阅读摘录 ▸
__________________________________________________

目的观察眼针对脑缺血再灌注损伤（CIRI）模型大鼠神经功能及缺血侧脑皮层组织血管新生的影响，基于METTL3介导的N6-甲基腺苷（m⁶A）甲基化修饰，上调HIF-1α/VEGF-A信号轴，促进血管新生，探究眼针改善CIRI模型大鼠神经功能的作用机制。方法将50只SD大鼠随机分为正常、假手术、模型、眼针及激动剂组（n=10）。采用改良线栓法制备CIRI模型，分组干预后对大鼠进行神经功能评分，TTC染色比较脑梗死面积，尼氏体染色观察脑神经元损伤，CD31和EDU免疫荧光双标检测脑皮层组织血管新生，采用ELISA检测脑皮层组织m⁶A甲基化修饰水平，RT-PCR检测METTL3、HIF-1α/VEGF-A的mRNA表达，Western blotting检测METTL3、HIF-1α/VEGF-A的蛋白表达。结果与正常组和假手术组比较，模型组大鼠神经功能评分明显升高（P<0.05），脑梗死面积明显增加（P<0.05），尼氏体数量明显减少（P<0.05），CD31和EDU免疫荧光双标的新生血管数量增加，m⁶A甲基化修饰明显减少（P<0.05），METTL3的蛋白及mRNA表达减少（P<0.05），HIF-1α与VEGF-A的蛋白及mRNA表达增加（P<0.05）；与模型组比较，眼针和激动剂组神经功能评分明显下降（P<0.05），脑梗死面积明显减小（P<0.05），尼氏体数量明显增多（P<0.05），CD31和EDU荧光双标的新生血管数量明显增多，m⁶A甲基化修饰明显增加（P<0.05），而HIF-1α与VEGF-A、METTL3的蛋白及mRNA表达亦明显增加（P<0.05）。眼针和激动剂组、正常和假手术组比较，各指标差异无统计学意义（P>0.05）。结论眼针能改善CIRI模型大鼠神经功能损伤，其机制可能与上调METTL3介导的m⁶A甲基化修饰，调节HIF-1α/VEGF-A信号轴，促进脑皮层血管新生有关。

__________________________________________________

[文档理解数据]
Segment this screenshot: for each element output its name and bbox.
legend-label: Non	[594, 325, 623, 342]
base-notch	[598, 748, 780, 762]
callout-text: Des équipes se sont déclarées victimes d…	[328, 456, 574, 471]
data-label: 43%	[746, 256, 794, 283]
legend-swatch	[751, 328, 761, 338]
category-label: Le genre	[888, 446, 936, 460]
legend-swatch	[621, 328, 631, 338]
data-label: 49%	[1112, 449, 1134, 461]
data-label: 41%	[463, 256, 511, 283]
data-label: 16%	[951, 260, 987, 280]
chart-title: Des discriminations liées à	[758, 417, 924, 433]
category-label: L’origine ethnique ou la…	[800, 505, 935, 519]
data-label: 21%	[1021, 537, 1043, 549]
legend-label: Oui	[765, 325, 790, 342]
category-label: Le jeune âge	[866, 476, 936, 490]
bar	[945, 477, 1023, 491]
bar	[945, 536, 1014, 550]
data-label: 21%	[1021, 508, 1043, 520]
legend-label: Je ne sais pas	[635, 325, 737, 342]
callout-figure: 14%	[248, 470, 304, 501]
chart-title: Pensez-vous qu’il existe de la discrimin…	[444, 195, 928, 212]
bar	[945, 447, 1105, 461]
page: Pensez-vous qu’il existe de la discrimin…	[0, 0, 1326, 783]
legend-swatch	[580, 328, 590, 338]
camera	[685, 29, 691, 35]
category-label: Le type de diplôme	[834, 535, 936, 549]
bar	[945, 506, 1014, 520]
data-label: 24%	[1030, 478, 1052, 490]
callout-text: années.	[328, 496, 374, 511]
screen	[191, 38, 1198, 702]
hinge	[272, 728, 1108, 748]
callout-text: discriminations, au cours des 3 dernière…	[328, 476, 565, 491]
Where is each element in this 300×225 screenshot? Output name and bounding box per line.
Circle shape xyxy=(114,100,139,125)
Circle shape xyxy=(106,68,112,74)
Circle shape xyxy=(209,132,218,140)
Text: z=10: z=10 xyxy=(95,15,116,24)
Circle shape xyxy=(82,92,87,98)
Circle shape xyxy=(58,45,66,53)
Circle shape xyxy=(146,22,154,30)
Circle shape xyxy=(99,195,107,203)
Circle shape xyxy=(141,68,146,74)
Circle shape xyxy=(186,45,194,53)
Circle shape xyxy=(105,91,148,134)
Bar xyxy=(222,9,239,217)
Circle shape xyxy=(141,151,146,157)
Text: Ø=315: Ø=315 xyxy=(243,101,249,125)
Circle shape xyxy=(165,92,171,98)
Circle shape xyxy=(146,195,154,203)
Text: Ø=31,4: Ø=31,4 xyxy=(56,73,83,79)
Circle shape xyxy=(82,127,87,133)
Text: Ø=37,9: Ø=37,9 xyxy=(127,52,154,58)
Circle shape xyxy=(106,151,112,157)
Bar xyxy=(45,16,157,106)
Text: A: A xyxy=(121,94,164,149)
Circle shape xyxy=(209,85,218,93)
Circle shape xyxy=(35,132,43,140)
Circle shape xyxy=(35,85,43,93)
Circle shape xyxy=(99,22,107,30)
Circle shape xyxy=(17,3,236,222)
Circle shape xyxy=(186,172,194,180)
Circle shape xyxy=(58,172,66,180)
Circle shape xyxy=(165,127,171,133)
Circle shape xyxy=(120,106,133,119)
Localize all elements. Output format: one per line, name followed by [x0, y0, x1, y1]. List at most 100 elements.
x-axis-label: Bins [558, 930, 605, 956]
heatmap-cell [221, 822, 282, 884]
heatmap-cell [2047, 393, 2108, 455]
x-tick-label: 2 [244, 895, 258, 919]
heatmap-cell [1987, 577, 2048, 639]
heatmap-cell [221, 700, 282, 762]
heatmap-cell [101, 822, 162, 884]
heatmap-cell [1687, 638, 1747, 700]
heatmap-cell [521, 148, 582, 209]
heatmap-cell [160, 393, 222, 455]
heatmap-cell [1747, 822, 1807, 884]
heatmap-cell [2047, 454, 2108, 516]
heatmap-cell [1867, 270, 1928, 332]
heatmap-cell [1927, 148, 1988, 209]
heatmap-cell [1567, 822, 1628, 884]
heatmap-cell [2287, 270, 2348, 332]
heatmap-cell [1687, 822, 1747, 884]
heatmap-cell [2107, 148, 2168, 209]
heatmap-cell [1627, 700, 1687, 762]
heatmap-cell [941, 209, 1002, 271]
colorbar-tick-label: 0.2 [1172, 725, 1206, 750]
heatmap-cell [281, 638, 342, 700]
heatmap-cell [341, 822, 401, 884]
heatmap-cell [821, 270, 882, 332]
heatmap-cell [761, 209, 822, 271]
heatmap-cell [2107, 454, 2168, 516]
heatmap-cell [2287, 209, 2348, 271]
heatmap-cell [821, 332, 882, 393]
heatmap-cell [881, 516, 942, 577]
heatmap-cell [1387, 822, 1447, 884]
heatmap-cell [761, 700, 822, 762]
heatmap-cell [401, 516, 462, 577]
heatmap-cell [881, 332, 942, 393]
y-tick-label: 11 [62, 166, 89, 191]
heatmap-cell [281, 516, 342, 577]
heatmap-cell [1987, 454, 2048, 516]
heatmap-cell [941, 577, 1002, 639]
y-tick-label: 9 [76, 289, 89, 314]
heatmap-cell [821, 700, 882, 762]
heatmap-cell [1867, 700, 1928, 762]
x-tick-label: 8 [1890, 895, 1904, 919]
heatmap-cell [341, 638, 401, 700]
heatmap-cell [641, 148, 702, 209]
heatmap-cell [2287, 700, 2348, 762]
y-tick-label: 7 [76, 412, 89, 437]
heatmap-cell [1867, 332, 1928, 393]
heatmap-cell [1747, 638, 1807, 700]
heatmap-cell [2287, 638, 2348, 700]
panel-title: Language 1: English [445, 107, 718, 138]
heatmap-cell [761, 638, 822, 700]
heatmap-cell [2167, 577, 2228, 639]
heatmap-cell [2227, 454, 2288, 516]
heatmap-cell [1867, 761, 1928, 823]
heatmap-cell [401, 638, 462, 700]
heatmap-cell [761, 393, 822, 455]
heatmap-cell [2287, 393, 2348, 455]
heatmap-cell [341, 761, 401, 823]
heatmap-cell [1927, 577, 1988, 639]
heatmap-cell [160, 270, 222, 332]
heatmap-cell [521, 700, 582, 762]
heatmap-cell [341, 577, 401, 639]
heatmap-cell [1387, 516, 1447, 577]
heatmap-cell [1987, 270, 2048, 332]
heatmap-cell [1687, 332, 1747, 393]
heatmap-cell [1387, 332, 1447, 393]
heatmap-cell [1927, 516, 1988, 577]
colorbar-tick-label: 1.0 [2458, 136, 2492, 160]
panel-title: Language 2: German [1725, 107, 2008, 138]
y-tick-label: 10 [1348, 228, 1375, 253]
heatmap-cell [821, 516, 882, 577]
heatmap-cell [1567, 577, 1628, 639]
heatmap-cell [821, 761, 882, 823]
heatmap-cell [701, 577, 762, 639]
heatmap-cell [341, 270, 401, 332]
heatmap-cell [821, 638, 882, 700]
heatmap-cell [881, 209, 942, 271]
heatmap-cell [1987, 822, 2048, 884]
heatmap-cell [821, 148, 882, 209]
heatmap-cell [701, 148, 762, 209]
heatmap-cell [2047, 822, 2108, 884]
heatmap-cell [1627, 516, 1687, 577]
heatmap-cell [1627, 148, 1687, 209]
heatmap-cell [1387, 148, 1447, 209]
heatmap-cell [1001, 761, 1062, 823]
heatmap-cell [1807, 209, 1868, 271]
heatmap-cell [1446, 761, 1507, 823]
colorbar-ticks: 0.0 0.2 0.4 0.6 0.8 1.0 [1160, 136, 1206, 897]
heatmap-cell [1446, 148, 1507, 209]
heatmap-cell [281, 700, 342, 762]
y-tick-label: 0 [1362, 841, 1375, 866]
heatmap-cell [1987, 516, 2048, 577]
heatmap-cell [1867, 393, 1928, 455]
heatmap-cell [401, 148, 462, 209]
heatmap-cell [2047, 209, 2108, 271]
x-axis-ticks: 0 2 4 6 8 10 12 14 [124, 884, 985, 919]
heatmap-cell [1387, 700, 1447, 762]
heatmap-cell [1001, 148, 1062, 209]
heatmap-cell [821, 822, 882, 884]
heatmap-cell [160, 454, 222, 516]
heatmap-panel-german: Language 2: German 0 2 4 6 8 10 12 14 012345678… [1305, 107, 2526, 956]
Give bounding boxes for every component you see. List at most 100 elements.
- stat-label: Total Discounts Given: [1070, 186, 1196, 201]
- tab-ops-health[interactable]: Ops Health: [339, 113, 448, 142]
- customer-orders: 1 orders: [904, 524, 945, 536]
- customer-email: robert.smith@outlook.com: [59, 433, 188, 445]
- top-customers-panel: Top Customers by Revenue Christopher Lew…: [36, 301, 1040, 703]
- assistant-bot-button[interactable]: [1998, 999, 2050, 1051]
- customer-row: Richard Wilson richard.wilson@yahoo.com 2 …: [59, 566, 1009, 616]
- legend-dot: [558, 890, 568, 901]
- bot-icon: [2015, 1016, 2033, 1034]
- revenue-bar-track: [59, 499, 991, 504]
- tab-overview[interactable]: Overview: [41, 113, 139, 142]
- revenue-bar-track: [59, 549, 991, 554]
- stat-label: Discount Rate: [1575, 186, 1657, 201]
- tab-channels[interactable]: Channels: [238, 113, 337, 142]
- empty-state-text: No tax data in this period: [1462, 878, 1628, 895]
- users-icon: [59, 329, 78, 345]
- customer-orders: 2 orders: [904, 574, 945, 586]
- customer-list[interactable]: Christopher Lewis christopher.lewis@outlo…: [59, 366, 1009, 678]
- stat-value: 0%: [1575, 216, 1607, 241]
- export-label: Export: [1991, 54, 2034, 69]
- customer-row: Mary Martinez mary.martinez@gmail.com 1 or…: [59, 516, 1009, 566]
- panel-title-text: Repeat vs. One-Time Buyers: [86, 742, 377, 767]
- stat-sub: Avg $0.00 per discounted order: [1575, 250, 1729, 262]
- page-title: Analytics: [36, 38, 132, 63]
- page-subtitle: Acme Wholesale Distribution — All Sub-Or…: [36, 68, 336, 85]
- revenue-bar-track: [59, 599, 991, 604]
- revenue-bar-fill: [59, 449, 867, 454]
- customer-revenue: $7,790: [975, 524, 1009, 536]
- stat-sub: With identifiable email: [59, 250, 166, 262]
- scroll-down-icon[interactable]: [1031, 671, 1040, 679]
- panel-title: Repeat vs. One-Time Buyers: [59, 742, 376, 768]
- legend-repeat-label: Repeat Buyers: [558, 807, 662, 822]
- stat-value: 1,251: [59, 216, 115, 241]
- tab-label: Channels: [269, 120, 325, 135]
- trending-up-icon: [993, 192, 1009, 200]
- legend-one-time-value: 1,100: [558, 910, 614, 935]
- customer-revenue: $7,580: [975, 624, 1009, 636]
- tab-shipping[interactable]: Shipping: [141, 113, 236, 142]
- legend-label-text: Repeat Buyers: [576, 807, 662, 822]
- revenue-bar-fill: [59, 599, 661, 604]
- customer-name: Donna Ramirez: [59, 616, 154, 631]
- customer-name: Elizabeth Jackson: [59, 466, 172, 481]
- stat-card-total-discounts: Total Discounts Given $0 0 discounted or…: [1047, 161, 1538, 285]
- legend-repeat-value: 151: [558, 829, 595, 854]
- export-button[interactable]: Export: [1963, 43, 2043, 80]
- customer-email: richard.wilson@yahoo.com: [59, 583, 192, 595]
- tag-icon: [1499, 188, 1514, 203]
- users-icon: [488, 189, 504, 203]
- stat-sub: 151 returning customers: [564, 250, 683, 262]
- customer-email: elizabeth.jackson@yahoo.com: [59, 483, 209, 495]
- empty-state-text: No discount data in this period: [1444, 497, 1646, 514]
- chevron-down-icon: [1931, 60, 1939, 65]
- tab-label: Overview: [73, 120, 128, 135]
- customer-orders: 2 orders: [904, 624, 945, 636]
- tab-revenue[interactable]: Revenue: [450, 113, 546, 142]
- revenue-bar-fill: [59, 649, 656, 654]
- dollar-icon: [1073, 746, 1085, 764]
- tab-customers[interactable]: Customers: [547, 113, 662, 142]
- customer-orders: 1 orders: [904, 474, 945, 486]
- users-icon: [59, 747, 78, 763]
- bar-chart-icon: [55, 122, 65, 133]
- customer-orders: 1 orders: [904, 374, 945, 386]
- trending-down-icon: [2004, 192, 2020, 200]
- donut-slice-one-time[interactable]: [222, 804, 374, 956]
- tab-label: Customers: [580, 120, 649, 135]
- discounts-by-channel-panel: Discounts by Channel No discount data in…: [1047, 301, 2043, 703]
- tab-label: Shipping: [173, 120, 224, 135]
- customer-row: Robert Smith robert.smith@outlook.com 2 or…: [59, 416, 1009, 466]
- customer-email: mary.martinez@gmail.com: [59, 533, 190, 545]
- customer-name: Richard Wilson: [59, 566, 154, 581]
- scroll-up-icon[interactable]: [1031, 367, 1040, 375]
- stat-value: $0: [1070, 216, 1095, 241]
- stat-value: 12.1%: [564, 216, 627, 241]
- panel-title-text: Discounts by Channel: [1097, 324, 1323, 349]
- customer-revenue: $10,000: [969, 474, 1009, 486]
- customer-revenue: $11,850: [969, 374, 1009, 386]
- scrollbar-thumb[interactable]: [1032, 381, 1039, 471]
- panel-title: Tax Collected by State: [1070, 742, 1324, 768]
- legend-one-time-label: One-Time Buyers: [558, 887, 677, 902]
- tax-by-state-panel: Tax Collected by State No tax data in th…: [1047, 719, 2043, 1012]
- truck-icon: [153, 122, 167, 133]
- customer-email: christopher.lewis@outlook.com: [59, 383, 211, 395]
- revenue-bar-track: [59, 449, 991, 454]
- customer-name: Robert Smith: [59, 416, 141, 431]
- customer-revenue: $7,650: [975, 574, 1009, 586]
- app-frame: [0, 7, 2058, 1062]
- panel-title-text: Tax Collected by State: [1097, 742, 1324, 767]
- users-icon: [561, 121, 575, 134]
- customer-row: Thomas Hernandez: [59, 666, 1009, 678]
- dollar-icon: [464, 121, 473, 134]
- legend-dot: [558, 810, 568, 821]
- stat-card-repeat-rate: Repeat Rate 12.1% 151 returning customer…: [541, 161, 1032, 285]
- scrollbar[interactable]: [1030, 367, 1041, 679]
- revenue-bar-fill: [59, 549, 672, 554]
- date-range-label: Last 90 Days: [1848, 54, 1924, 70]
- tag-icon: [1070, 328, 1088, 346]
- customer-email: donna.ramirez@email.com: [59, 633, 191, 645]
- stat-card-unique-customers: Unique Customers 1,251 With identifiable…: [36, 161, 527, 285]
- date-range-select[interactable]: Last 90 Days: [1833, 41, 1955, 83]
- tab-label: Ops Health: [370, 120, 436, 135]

__________________________________________________

题目详情 ▸
根据这段关于眼针与脑缺血再灌注损伤的摘录，研究者用什么方法制备CIRI模型？ 答题时仅以摘录内容为依据。

作答 ▸
采用改良线栓法制备。